[Collected data]
━━━━━━
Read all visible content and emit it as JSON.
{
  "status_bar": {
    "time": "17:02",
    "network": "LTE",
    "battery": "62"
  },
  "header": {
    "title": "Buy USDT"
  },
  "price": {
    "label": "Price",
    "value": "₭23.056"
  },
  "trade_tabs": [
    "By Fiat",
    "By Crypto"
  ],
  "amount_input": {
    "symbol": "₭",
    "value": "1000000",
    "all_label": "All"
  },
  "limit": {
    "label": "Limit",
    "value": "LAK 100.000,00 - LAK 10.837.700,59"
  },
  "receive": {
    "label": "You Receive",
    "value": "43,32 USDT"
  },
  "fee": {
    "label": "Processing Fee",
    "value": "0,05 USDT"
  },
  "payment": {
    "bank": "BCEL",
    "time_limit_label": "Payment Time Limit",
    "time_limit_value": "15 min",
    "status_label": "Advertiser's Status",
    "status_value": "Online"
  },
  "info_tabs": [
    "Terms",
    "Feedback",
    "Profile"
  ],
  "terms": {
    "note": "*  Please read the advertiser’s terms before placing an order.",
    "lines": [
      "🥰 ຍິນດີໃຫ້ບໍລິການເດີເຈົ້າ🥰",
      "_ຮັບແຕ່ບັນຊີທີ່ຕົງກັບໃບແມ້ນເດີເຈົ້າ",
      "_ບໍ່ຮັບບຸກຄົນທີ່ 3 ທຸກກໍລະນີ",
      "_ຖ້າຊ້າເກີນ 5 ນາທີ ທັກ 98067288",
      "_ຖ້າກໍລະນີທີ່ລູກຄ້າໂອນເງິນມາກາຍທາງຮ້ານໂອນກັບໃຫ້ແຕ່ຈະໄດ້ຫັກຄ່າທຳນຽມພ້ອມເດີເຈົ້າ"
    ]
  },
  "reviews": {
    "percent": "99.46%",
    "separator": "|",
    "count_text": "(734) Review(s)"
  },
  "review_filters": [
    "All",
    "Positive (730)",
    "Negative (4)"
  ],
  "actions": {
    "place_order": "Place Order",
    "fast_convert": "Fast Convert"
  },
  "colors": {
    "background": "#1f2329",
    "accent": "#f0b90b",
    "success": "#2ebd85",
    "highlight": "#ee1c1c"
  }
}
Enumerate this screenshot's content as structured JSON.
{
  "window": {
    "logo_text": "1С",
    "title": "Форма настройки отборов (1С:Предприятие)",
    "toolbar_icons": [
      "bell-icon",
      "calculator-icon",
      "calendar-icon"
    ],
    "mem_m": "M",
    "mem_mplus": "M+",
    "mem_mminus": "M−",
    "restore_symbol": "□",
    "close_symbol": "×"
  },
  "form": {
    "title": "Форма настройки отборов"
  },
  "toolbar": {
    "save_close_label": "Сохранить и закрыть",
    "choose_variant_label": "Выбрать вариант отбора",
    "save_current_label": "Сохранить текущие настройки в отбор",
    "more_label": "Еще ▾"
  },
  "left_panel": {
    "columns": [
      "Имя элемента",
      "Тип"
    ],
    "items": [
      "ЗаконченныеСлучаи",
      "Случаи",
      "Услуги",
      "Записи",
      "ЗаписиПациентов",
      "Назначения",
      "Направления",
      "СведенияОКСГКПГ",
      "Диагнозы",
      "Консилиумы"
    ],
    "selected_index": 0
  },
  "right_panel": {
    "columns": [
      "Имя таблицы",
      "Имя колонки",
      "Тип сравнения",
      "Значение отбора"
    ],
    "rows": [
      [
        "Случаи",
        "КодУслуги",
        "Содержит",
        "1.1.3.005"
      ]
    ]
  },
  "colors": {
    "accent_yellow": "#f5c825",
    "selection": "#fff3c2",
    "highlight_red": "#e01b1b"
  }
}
━━━━━━
### Prompt
Retype the listing. Match it exactly.

### Task output
Read all visible content and emit it as JSON.
{
  "status_bar": {
    "time": "17:02",
    "network": "LTE",
    "battery": "62"
  },
  "header": {
    "title": "Buy USDT"
  },
  "price": {
    "label": "Price",
    "value": "₭23.056"
  },
  "trade_tabs": [
    "By Fiat",
    "By Crypto"
  ],
  "amount_input": {
    "symbol": "₭",
    "value": "1000000",
    "all_label": "All"
  },
  "limit": {
    "label": "Limit",
    "value": "LAK 100.000,00 - LAK 10.837.700,59"
  },
  "receive": {
    "label": "You Receive",
    "value": "43,32 USDT"
  },
  "fee": {
    "label": "Processing Fee",
    "value": "0,05 USDT"
  },
  "payment": {
    "bank": "BCEL",
    "time_limit_label": "Payment Time Limit",
    "time_limit_value": "15 min",
    "status_label": "Advertiser's Status",
    "status_value": "Online"
  },
  "info_tabs": [
    "Terms",
    "Feedback",
    "Profile"
  ],
  "terms": {
    "note": "*  Please read the advertiser’s terms before placing an order.",
    "lines": [
      "🥰 ຍິນດີໃຫ້ບໍລິການເດີເຈົ້າ🥰",
      "_ຮັບແຕ່ບັນຊີທີ່ຕົງກັບໃບແມ້ນເດີເຈົ້າ",
      "_ບໍ່ຮັບບຸກຄົນທີ່ 3 ທຸກກໍລະນີ",
      "_ຖ້າຊ້າເກີນ 5 ນາທີ ທັກ 98067288",
      "_ຖ້າກໍລະນີທີ່ລູກຄ້າໂອນເງິນມາກາຍທາງຮ້ານໂອນກັບໃຫ້ແຕ່ຈະໄດ້ຫັກຄ່າທຳນຽມພ້ອມເດີເຈົ້າ"
    ]
  },
  "reviews": {
    "percent": "99.46%",
    "separator": "|",
    "count_text": "(734) Review(s)"
  },
  "review_filters": [
    "All",
    "Positive (730)",
    "Negative (4)"
  ],
  "actions": {
    "place_order": "Place Order",
    "fast_convert": "Fast Convert"
  },
  "colors": {
    "background": "#1f2329",
    "accent": "#f0b90b",
    "success": "#2ebd85",
    "highlight": "#ee1c1c"
  }
}
Enumerate this screenshot's content as structured JSON.
{
  "window": {
    "logo_text": "1С",
    "title": "Форма настройки отборов (1С:Предприятие)",
    "toolbar_icons": [
      "bell-icon",
      "calculator-icon",
      "calendar-icon"
    ],
    "mem_m": "M",
    "mem_mplus": "M+",
    "mem_mminus": "M−",
    "restore_symbol": "□",
    "close_symbol": "×"
  },
  "form": {
    "title": "Форма настройки отборов"
  },
  "toolbar": {
    "save_close_label": "Сохранить и закрыть",
    "choose_variant_label": "Выбрать вариант отбора",
    "save_current_label": "Сохранить текущие настройки в отбор",
    "more_label": "Еще ▾"
  },
  "left_panel": {
    "columns": [
      "Имя элемента",
      "Тип"
    ],
    "items": [
      "ЗаконченныеСлучаи",
      "Случаи",
      "Услуги",
      "Записи",
      "ЗаписиПациентов",
      "Назначения",
      "Направления",
      "СведенияОКСГКПГ",
      "Диагнозы",
      "Консилиумы"
    ],
    "selected_index": 0
  },
  "right_panel": {
    "columns": [
      "Имя таблицы",
      "Имя колонки",
      "Тип сравнения",
      "Значение отбора"
    ],
    "rows": [
      [
        "Случаи",
        "КодУслуги",
        "Содержит",
        "1.1.3.005"
      ]
    ]
  },
  "colors": {
    "accent_yellow": "#f5c825",
    "selection": "#fff3c2",
    "highlight_red": "#e01b1b"
  }
}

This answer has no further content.